__Exercise brief__. Pick out every line that holds the string "this" and copy it.

════════════════════

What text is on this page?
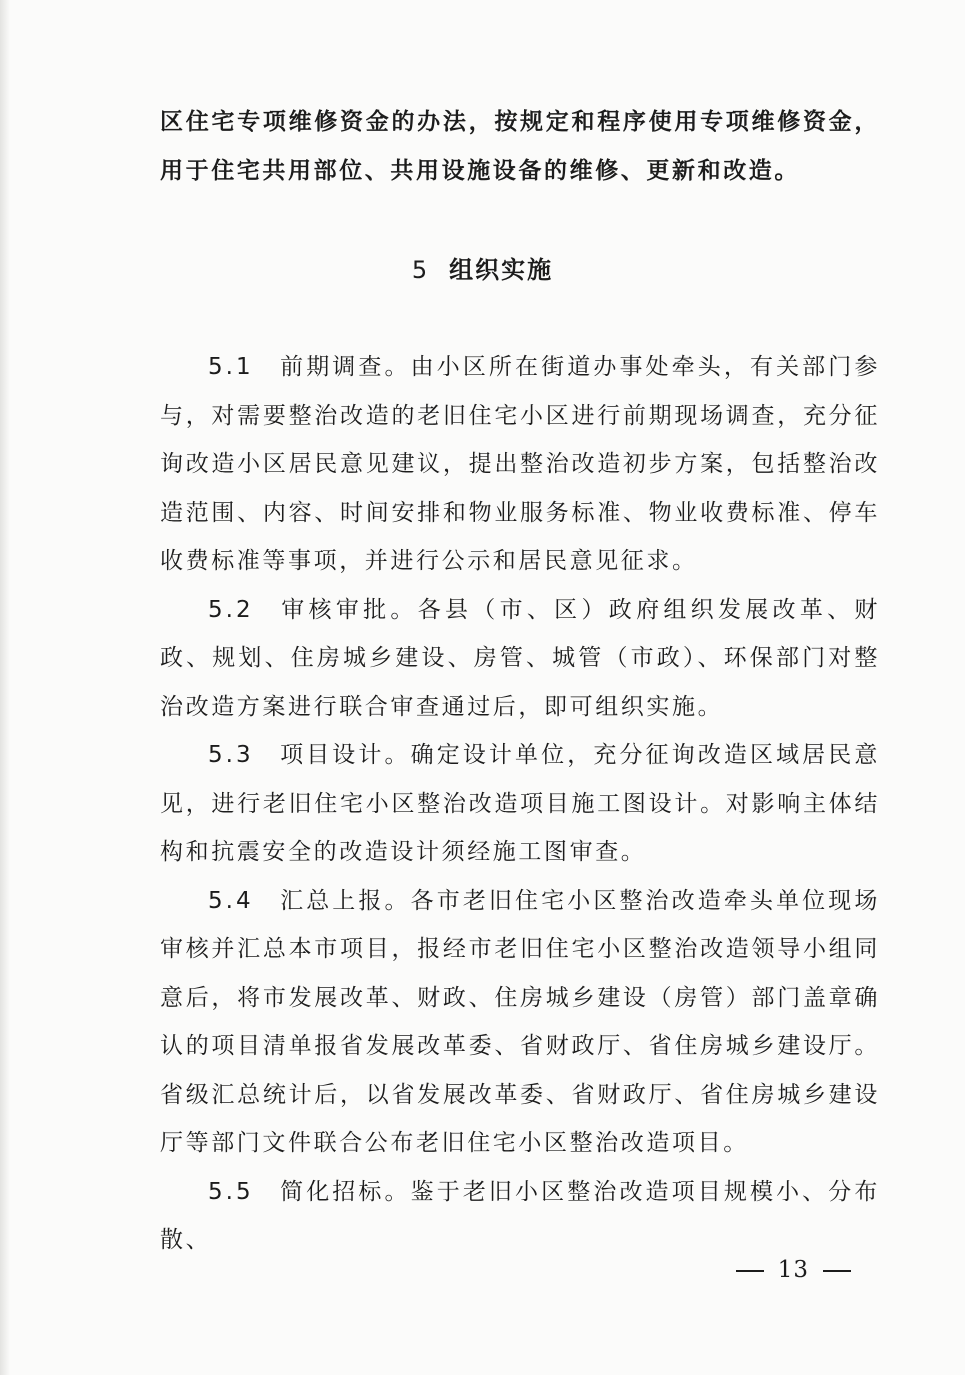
区住宅专项维修资金的办法，按规定和程序使用专项维修资金，用于住宅共用部位、共用设施设备的维修、更新和改造。

5 组织实施

5.1 前期调查。由小区所在街道办事处牵头，有关部门参与，对需要整治改造的老旧住宅小区进行前期现场调查，充分征询改造小区居民意见建议，提出整治改造初步方案，包括整治改造范围、内容、时间安排和物业服务标准、物业收费标准、停车收费标准等事项，并进行公示和居民意见征求。

5.2 审核审批。各县（市、区）政府组织发展改革、财政、规划、住房城乡建设、房管、城管（市政）、环保部门对整治改造方案进行联合审查通过后，即可组织实施。

5.3 项目设计。确定设计单位，充分征询改造区域居民意见，进行老旧住宅小区整治改造项目施工图设计。对影响主体结构和抗震安全的改造设计须经施工图审查。

5.4 汇总上报。各市老旧住宅小区整治改造牵头单位现场审核并汇总本市项目，报经市老旧住宅小区整治改造领导小组同意后，将市发展改革、财政、住房城乡建设（房管）部门盖章确认的项目清单报省发展改革委、省财政厅、省住房城乡建设厅。省级汇总统计后，以省发展改革委、省财政厅、省住房城乡建设厅等部门文件联合公布老旧住宅小区整治改造项目。

5.5 简化招标。鉴于老旧小区整治改造项目规模小、分布散、

13
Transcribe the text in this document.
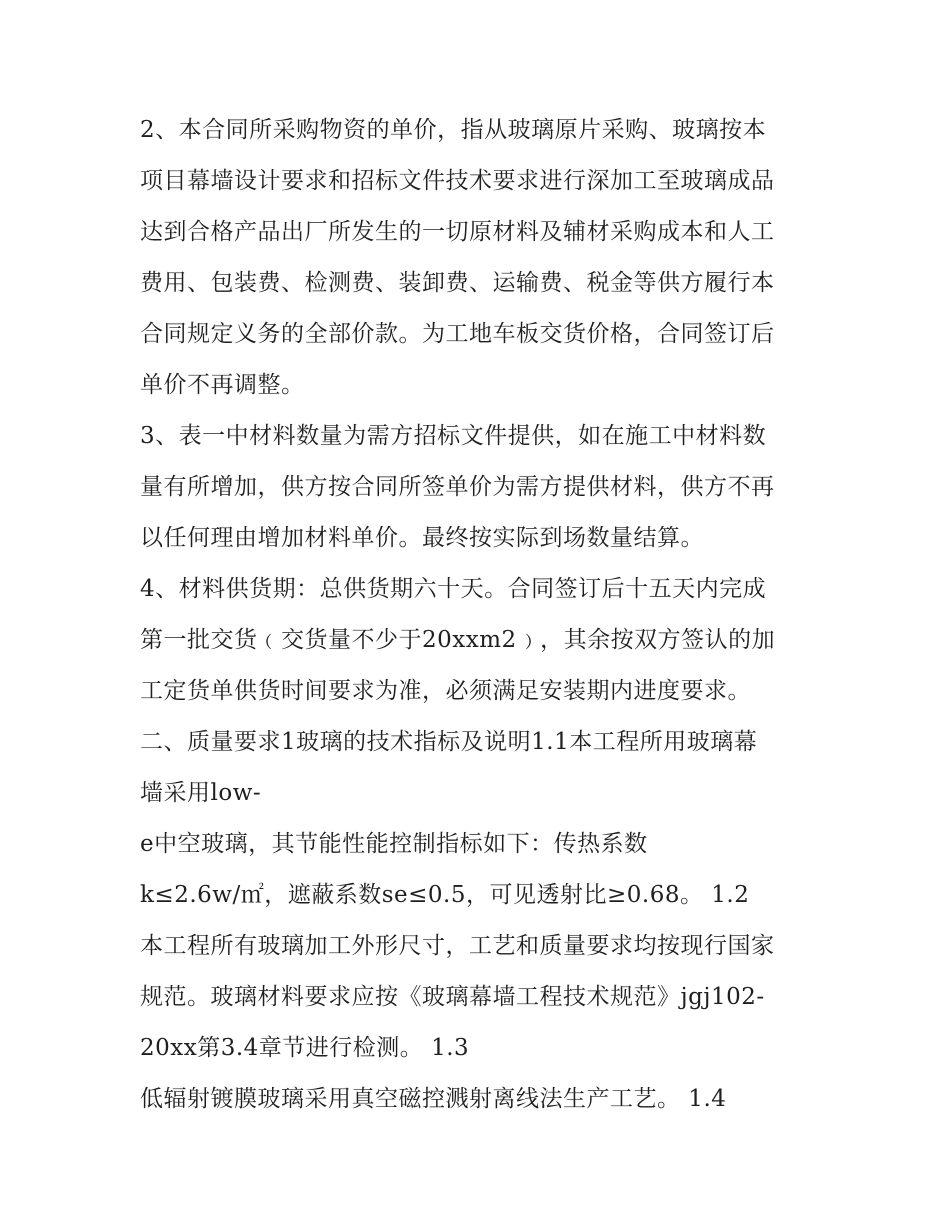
2、本合同所采购物资的单价，指从玻璃原片采购、玻璃按本
项目幕墙设计要求和招标文件技术要求进行深加工至玻璃成品
达到合格产品出厂所发生的一切原材料及辅材采购成本和人工
费用、包装费、检测费、装卸费、运输费、税金等供方履行本
合同规定义务的全部价款。为工地车板交货价格，合同签订后
单价不再调整。
3、表一中材料数量为需方招标文件提供，如在施工中材料数
量有所增加，供方按合同所签单价为需方提供材料，供方不再
以任何理由增加材料单价。最终按实际到场数量结算。
4、材料供货期：总供货期六十天。合同签订后十五天内完成
第一批交货﹙交货量不少于20xxm2﹚，其余按双方签认的加
工定货单供货时间要求为准，必须满足安装期内进度要求。
二、质量要求1玻璃的技术指标及说明1.1本工程所用玻璃幕
墙采用low-
e中空玻璃，其节能性能控制指标如下：传热系数
k≤2.6w/㎡，遮蔽系数se≤0.5，可见透射比≥0.68。 1.2
本工程所有玻璃加工外形尺寸，工艺和质量要求均按现行国家
规范。玻璃材料要求应按《玻璃幕墙工程技术规范》jgj102-
20xx第3.4章节进行检测。 1.3
低辐射镀膜玻璃采用真空磁控溅射离线法生产工艺。 1.4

════════════════════

__Solved problem__.
What text is on this page?
Transcribe the text in this document.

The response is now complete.